Excerpt from a dataset
################
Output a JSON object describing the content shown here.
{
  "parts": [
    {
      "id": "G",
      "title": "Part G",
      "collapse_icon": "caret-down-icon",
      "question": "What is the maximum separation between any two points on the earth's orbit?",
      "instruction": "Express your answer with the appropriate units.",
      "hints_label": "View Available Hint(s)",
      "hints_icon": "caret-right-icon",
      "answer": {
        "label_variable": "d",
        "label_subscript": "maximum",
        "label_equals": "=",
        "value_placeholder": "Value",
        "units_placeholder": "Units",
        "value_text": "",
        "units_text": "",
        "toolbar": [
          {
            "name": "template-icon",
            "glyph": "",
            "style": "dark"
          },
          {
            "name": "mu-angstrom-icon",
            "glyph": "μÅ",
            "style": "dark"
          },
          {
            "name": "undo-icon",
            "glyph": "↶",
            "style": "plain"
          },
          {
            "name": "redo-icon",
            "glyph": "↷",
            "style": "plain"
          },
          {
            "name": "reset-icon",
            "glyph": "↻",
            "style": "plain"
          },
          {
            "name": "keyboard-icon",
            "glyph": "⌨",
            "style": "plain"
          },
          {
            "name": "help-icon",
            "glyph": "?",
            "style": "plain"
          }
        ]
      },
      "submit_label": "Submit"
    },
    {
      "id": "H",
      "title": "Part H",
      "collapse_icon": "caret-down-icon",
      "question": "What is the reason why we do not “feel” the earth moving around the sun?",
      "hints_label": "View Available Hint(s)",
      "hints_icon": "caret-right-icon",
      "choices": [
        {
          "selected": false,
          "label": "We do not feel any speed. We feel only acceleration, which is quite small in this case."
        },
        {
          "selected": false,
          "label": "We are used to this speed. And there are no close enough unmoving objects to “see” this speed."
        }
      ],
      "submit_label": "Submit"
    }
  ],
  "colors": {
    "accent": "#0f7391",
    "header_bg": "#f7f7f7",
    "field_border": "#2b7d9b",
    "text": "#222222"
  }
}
################
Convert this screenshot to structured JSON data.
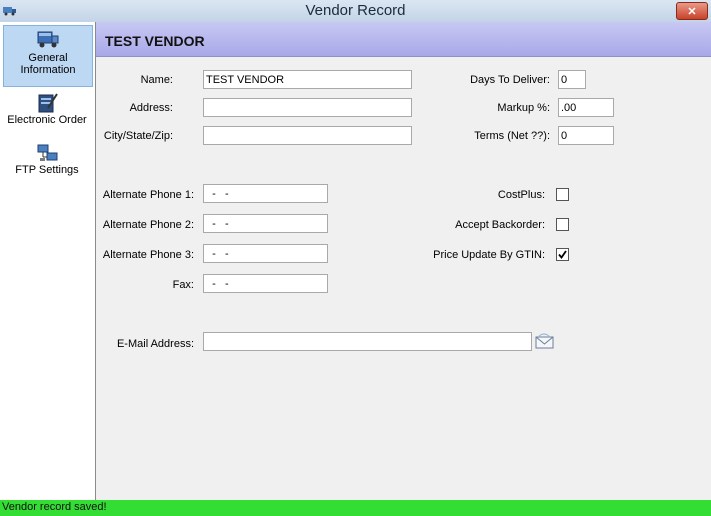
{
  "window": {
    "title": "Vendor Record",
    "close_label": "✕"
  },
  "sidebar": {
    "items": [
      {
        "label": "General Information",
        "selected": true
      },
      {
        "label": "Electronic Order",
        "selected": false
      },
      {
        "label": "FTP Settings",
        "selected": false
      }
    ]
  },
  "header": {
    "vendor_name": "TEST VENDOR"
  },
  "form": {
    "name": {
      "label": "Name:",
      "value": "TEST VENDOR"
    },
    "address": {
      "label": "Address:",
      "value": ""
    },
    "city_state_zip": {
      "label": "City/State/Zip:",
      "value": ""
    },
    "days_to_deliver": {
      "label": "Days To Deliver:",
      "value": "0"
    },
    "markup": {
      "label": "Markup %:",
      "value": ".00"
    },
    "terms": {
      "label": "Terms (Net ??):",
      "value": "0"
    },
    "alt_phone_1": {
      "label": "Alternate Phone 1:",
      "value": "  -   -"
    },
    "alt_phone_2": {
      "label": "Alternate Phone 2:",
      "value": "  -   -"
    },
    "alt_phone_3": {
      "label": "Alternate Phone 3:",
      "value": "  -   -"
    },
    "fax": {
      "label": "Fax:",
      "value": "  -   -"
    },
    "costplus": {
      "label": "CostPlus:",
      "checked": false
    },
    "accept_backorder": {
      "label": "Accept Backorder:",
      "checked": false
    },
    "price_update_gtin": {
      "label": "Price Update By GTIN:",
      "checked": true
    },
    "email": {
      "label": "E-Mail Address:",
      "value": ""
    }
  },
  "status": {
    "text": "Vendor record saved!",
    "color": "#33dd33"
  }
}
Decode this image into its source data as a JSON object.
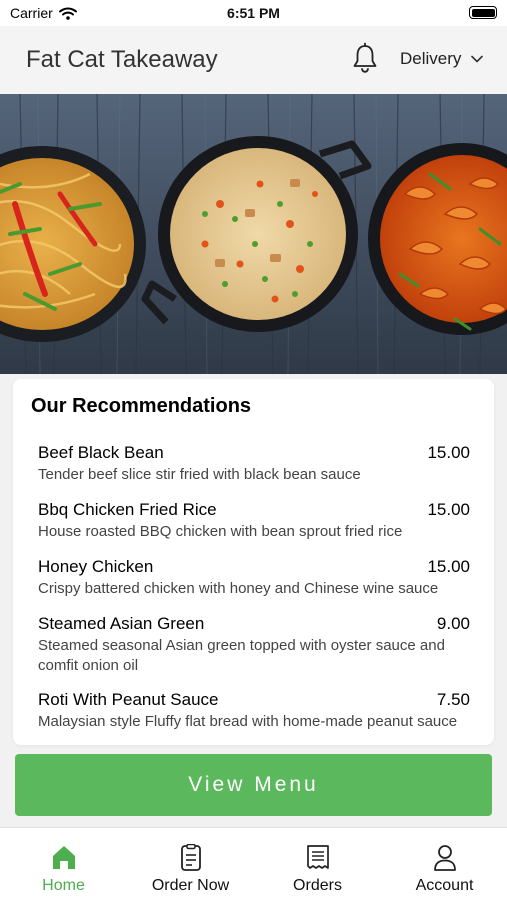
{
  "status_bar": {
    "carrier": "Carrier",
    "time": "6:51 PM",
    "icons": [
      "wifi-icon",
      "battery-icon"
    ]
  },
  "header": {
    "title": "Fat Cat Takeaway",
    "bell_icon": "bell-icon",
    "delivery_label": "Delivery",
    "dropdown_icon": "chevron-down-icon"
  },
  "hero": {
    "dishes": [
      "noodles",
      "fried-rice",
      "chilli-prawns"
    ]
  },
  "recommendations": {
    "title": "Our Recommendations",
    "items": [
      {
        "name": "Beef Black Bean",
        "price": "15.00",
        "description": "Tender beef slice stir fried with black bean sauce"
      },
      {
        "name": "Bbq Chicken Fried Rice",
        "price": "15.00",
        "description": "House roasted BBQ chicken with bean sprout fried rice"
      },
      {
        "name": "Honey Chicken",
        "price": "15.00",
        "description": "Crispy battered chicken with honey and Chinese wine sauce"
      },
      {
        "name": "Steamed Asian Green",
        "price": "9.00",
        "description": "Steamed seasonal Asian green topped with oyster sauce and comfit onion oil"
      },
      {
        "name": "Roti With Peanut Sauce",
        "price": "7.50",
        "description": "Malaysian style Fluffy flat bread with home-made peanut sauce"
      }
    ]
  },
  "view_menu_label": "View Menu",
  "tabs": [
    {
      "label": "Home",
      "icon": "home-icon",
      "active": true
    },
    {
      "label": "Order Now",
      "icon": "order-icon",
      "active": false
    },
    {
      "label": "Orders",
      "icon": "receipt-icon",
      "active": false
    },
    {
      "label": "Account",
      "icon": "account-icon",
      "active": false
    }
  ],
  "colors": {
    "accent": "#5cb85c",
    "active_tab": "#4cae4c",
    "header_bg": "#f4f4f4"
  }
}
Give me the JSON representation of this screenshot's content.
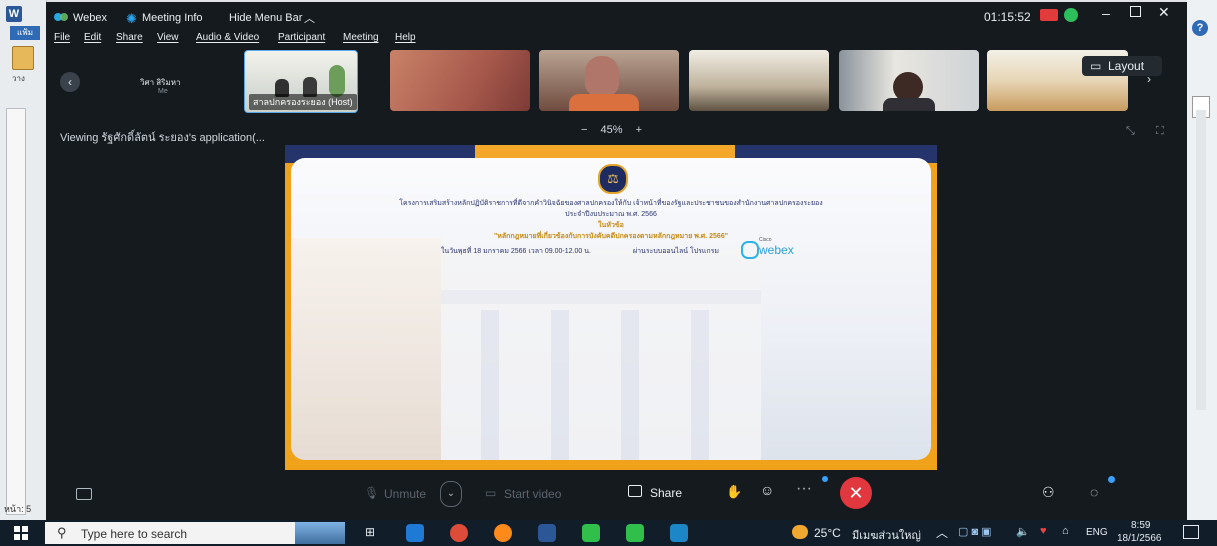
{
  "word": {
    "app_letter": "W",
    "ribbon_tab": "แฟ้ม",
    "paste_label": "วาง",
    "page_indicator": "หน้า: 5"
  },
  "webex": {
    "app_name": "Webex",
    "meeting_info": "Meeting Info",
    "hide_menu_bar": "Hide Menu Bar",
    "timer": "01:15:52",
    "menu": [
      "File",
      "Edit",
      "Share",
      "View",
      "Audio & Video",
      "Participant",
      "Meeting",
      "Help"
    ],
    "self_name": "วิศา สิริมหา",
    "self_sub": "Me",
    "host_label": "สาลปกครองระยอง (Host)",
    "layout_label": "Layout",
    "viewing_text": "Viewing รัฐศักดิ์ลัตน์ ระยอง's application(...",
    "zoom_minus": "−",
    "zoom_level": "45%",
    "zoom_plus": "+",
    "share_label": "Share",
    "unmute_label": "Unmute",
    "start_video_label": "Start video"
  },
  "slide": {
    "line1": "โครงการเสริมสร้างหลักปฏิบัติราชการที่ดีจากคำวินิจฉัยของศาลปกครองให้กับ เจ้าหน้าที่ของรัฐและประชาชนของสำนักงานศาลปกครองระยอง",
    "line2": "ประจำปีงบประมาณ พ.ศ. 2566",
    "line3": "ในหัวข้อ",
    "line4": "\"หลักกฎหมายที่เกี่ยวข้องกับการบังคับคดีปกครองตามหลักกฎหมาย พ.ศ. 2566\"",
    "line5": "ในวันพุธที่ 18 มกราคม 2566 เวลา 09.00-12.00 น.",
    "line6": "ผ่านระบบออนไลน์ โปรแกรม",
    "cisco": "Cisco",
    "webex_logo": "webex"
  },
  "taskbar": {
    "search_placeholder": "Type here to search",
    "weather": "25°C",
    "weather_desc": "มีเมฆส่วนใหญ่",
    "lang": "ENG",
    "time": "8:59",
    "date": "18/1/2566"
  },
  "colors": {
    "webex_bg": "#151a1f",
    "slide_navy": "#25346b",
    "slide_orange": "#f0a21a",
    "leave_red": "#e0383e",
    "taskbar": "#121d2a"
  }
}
################
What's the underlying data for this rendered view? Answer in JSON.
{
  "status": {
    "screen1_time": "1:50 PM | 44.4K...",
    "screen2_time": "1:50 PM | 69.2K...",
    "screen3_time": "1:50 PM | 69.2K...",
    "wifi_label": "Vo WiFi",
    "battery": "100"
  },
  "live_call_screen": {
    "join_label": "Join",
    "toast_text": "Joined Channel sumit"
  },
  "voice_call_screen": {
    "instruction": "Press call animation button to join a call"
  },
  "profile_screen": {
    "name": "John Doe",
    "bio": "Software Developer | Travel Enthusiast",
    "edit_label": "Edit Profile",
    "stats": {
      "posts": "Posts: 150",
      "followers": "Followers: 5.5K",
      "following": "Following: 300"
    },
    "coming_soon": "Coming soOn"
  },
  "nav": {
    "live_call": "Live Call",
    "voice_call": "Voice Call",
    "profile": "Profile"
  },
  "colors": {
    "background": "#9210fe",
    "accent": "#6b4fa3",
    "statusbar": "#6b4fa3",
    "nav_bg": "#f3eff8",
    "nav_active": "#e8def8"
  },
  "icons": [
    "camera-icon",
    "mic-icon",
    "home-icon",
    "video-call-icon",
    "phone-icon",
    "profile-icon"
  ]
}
################
→ **Exercise**:
Reproduce each line of the material containing the word "Alternate".

→ **Result of this task**:
      "label": "Alternate Phone 1:",
      "label": "Alternate Phone 2:",
      "label": "Alternate Phone 3:",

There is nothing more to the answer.